_TASK STATEMENT_
Leaving out the pictures, please retype each record exactly.

_RECORDS FOR THIS TASK_

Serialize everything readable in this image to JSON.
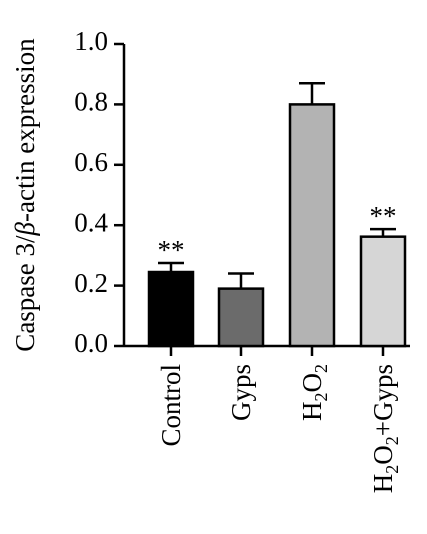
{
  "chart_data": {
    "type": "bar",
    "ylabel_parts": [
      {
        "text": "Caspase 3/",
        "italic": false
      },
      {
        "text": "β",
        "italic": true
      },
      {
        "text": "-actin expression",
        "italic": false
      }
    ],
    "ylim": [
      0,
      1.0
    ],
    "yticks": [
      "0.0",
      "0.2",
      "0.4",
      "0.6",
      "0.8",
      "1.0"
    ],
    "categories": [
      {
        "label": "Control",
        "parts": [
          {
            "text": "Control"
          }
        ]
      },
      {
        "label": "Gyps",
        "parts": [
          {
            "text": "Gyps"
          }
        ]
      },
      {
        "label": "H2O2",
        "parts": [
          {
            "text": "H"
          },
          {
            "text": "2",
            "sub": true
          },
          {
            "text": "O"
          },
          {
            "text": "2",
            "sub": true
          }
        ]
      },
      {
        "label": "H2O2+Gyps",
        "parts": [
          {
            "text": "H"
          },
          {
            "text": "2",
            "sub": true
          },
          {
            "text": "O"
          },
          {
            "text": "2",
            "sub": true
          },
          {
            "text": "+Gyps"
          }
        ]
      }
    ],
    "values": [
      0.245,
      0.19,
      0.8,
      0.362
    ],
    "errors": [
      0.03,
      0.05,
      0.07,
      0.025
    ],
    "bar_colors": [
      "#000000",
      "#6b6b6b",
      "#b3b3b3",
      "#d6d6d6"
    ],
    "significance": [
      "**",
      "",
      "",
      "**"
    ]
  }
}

_FULL RESPONSE_
Serialize everything readable in this image to JSON.
{
  "chart_data": {
    "type": "bar",
    "ylabel_parts": [
      {
        "text": "Caspase 3/",
        "italic": false
      },
      {
        "text": "β",
        "italic": true
      },
      {
        "text": "-actin expression",
        "italic": false
      }
    ],
    "ylim": [
      0,
      1.0
    ],
    "yticks": [
      "0.0",
      "0.2",
      "0.4",
      "0.6",
      "0.8",
      "1.0"
    ],
    "categories": [
      {
        "label": "Control",
        "parts": [
          {
            "text": "Control"
          }
        ]
      },
      {
        "label": "Gyps",
        "parts": [
          {
            "text": "Gyps"
          }
        ]
      },
      {
        "label": "H2O2",
        "parts": [
          {
            "text": "H"
          },
          {
            "text": "2",
            "sub": true
          },
          {
            "text": "O"
          },
          {
            "text": "2",
            "sub": true
          }
        ]
      },
      {
        "label": "H2O2+Gyps",
        "parts": [
          {
            "text": "H"
          },
          {
            "text": "2",
            "sub": true
          },
          {
            "text": "O"
          },
          {
            "text": "2",
            "sub": true
          },
          {
            "text": "+Gyps"
          }
        ]
      }
    ],
    "values": [
      0.245,
      0.19,
      0.8,
      0.362
    ],
    "errors": [
      0.03,
      0.05,
      0.07,
      0.025
    ],
    "bar_colors": [
      "#000000",
      "#6b6b6b",
      "#b3b3b3",
      "#d6d6d6"
    ],
    "significance": [
      "**",
      "",
      "",
      "**"
    ]
  }
}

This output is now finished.